- Input for this task
________________________
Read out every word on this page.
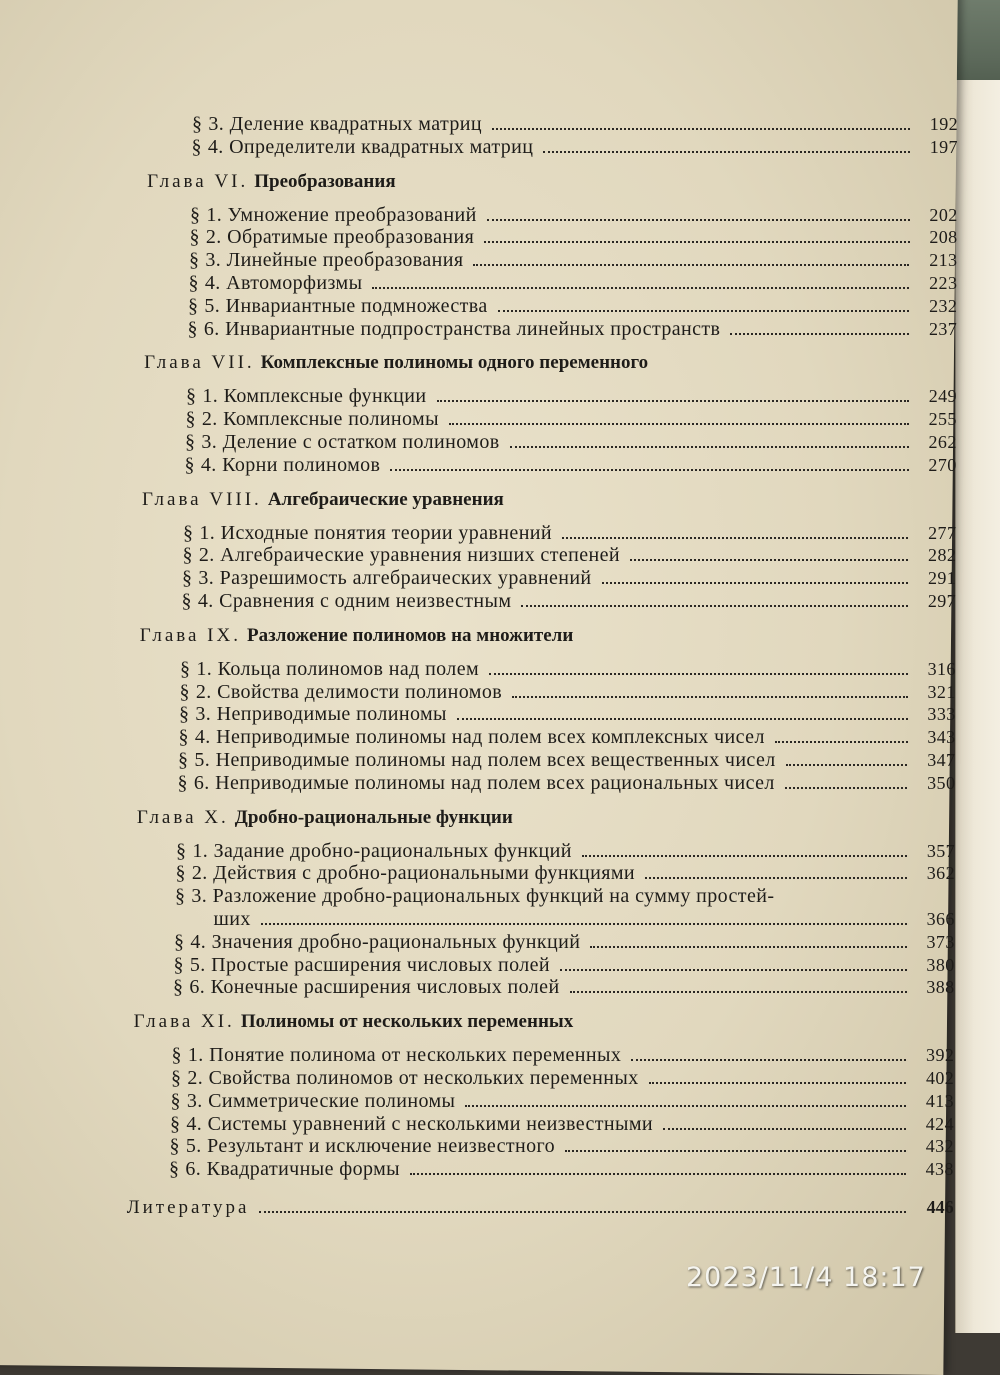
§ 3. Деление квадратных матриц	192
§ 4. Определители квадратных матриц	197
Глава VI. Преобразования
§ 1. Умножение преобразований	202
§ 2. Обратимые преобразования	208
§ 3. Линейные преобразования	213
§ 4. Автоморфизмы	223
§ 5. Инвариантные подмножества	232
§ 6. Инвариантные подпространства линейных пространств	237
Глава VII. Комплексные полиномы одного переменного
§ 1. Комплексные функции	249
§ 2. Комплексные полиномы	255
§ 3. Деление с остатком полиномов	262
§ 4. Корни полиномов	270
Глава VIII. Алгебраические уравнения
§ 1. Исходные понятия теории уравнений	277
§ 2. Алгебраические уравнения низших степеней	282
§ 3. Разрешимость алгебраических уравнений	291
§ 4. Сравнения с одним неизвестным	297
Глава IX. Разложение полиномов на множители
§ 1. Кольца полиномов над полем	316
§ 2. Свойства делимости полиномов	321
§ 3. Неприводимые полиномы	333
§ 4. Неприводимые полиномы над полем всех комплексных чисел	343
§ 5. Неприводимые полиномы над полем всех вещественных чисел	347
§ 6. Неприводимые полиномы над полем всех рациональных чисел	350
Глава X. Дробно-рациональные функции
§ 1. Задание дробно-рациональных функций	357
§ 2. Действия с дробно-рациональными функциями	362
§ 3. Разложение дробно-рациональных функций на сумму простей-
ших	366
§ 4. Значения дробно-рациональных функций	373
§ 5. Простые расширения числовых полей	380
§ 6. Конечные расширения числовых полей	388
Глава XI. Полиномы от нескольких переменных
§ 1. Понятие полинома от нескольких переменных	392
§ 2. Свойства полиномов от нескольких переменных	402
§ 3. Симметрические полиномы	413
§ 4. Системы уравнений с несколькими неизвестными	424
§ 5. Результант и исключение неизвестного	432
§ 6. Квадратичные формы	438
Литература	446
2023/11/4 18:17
________________________
- Instructions to follow
Which lines contain the word "функций"? Copy each of them.

- Written answer
§ 1. Задание дробно-рациональных функций	357
§ 3. Разложение дробно-рациональных функций на сумму простей-
§ 4. Значения дробно-рациональных функций	373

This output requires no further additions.